- **Problem to solve**:
Drop the pictures from the entries below, then reproduce the rest exactly.
──────────
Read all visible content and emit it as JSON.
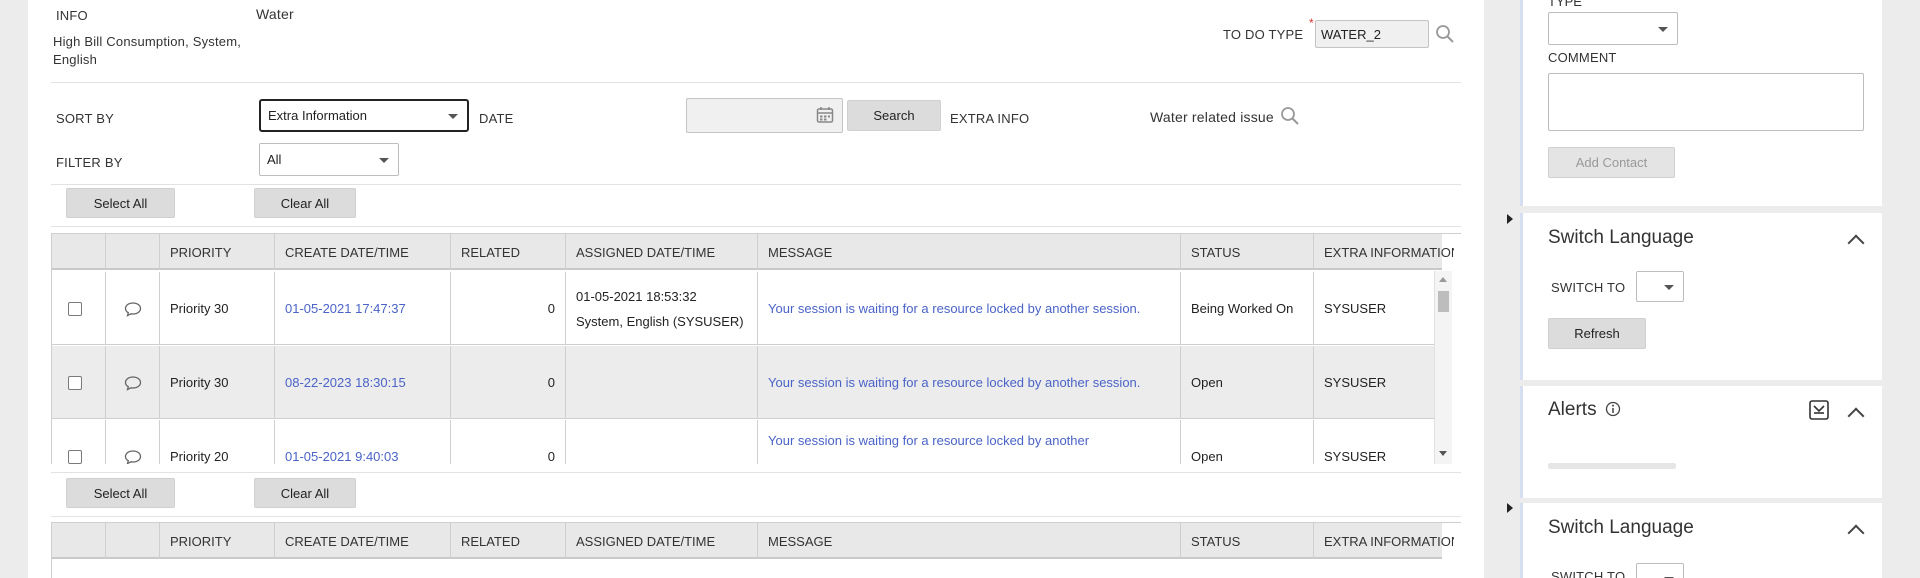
{
  "info": {
    "label": "INFO",
    "value": "Water",
    "description": "High Bill Consumption, System, English"
  },
  "todo_type": {
    "label": "TO DO TYPE",
    "value": "WATER_2",
    "required_mark": "*"
  },
  "sort": {
    "label": "SORT BY",
    "value": "Extra Information"
  },
  "date": {
    "label": "DATE",
    "value": ""
  },
  "search_button": "Search",
  "extra_info": {
    "label": "EXTRA INFO",
    "value": "Water related issue"
  },
  "filter": {
    "label": "FILTER BY",
    "value": "All"
  },
  "select_all": "Select All",
  "clear_all": "Clear All",
  "table": {
    "columns": [
      "PRIORITY",
      "CREATE DATE/TIME",
      "RELATED",
      "ASSIGNED DATE/TIME",
      "MESSAGE",
      "STATUS",
      "EXTRA INFORMATION"
    ],
    "rows": [
      {
        "priority": "Priority 30",
        "create": "01-05-2021 17:47:37",
        "related": "0",
        "assigned_line1": "01-05-2021 18:53:32",
        "assigned_line2": "System, English (SYSUSER)",
        "message": "Your session is waiting for a resource locked by another session.",
        "status": "Being Worked On",
        "extra": "SYSUSER"
      },
      {
        "priority": "Priority 30",
        "create": "08-22-2023 18:30:15",
        "related": "0",
        "assigned_line1": "",
        "assigned_line2": "",
        "message": "Your session is waiting for a resource locked by another session.",
        "status": "Open",
        "extra": "SYSUSER"
      },
      {
        "priority": "Priority 20",
        "create": "01-05-2021 9:40:03",
        "related": "0",
        "assigned_line1": "",
        "assigned_line2": "",
        "message": "Your session is waiting for a resource locked by another",
        "status": "Open",
        "extra": "SYSUSER"
      }
    ]
  },
  "right": {
    "type_label": "TYPE",
    "type_value": "",
    "comment_label": "COMMENT",
    "comment_value": "",
    "add_contact": "Add Contact",
    "switch_language_title": "Switch Language",
    "switch_to_label": "SWITCH TO",
    "switch_to_value": "",
    "refresh": "Refresh",
    "alerts_title": "Alerts",
    "switch_language_title_2": "Switch Language",
    "switch_to_label_2": "SWITCH TO"
  },
  "colors": {
    "link": "#4a63c8",
    "button": "#dcdcdc",
    "panel_accent": "#d6dff2"
  }
}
──────────
- **Solution to the exercise**:
Read all visible content and emit it as JSON.
{
  "info": {
    "label": "INFO",
    "value": "Water",
    "description": "High Bill Consumption, System, English"
  },
  "todo_type": {
    "label": "TO DO TYPE",
    "value": "WATER_2",
    "required_mark": "*"
  },
  "sort": {
    "label": "SORT BY",
    "value": "Extra Information"
  },
  "date": {
    "label": "DATE",
    "value": ""
  },
  "search_button": "Search",
  "extra_info": {
    "label": "EXTRA INFO",
    "value": "Water related issue"
  },
  "filter": {
    "label": "FILTER BY",
    "value": "All"
  },
  "select_all": "Select All",
  "clear_all": "Clear All",
  "table": {
    "columns": [
      "PRIORITY",
      "CREATE DATE/TIME",
      "RELATED",
      "ASSIGNED DATE/TIME",
      "MESSAGE",
      "STATUS",
      "EXTRA INFORMATION"
    ],
    "rows": [
      {
        "priority": "Priority 30",
        "create": "01-05-2021 17:47:37",
        "related": "0",
        "assigned_line1": "01-05-2021 18:53:32",
        "assigned_line2": "System, English (SYSUSER)",
        "message": "Your session is waiting for a resource locked by another session.",
        "status": "Being Worked On",
        "extra": "SYSUSER"
      },
      {
        "priority": "Priority 30",
        "create": "08-22-2023 18:30:15",
        "related": "0",
        "assigned_line1": "",
        "assigned_line2": "",
        "message": "Your session is waiting for a resource locked by another session.",
        "status": "Open",
        "extra": "SYSUSER"
      },
      {
        "priority": "Priority 20",
        "create": "01-05-2021 9:40:03",
        "related": "0",
        "assigned_line1": "",
        "assigned_line2": "",
        "message": "Your session is waiting for a resource locked by another",
        "status": "Open",
        "extra": "SYSUSER"
      }
    ]
  },
  "right": {
    "type_label": "TYPE",
    "type_value": "",
    "comment_label": "COMMENT",
    "comment_value": "",
    "add_contact": "Add Contact",
    "switch_language_title": "Switch Language",
    "switch_to_label": "SWITCH TO",
    "switch_to_value": "",
    "refresh": "Refresh",
    "alerts_title": "Alerts",
    "switch_language_title_2": "Switch Language",
    "switch_to_label_2": "SWITCH TO"
  },
  "colors": {
    "link": "#4a63c8",
    "button": "#dcdcdc",
    "panel_accent": "#d6dff2"
  }
}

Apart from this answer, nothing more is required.